(Saved entries)
--------------------------------

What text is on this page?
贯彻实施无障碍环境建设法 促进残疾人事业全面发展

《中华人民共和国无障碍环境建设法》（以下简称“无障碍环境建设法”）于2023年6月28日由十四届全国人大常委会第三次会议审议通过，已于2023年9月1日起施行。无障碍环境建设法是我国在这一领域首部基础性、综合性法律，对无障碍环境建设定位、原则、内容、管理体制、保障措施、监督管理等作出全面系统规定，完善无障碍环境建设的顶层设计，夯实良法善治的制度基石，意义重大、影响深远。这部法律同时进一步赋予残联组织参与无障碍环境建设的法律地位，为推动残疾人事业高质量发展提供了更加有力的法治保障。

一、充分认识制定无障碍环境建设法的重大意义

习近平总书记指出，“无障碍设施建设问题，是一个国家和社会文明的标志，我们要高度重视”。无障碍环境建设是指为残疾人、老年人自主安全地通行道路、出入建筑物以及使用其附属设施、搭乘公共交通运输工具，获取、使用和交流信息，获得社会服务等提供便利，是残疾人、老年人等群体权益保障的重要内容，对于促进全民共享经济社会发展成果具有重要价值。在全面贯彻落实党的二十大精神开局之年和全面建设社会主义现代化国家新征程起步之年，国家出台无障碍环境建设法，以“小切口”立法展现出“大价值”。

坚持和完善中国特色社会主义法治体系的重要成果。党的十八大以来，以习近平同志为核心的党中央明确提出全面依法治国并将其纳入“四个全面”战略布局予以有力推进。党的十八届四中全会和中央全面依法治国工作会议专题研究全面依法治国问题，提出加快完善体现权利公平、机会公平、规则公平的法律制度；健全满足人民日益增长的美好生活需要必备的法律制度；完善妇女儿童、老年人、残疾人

--------------------------------

PROBLEM:
Reproduce the full listing above, character for character.

RESPONSE TO THIS TASK:
What text is on this page?
贯彻实施无障碍环境建设法 促进残疾人事业全面发展

《中华人民共和国无障碍环境建设法》（以下简称“无障碍环境建设法”）于2023年6月28日由十四届全国人大常委会第三次会议审议通过，已于2023年9月1日起施行。无障碍环境建设法是我国在这一领域首部基础性、综合性法律，对无障碍环境建设定位、原则、内容、管理体制、保障措施、监督管理等作出全面系统规定，完善无障碍环境建设的顶层设计，夯实良法善治的制度基石，意义重大、影响深远。这部法律同时进一步赋予残联组织参与无障碍环境建设的法律地位，为推动残疾人事业高质量发展提供了更加有力的法治保障。

一、充分认识制定无障碍环境建设法的重大意义

习近平总书记指出，“无障碍设施建设问题，是一个国家和社会文明的标志，我们要高度重视”。无障碍环境建设是指为残疾人、老年人自主安全地通行道路、出入建筑物以及使用其附属设施、搭乘公共交通运输工具，获取、使用和交流信息，获得社会服务等提供便利，是残疾人、老年人等群体权益保障的重要内容，对于促进全民共享经济社会发展成果具有重要价值。在全面贯彻落实党的二十大精神开局之年和全面建设社会主义现代化国家新征程起步之年，国家出台无障碍环境建设法，以“小切口”立法展现出“大价值”。

坚持和完善中国特色社会主义法治体系的重要成果。党的十八大以来，以习近平同志为核心的党中央明确提出全面依法治国并将其纳入“四个全面”战略布局予以有力推进。党的十八届四中全会和中央全面依法治国工作会议专题研究全面依法治国问题，提出加快完善体现权利公平、机会公平、规则公平的法律制度；健全满足人民日益增长的美好生活需要必备的法律制度；完善妇女儿童、老年人、残疾人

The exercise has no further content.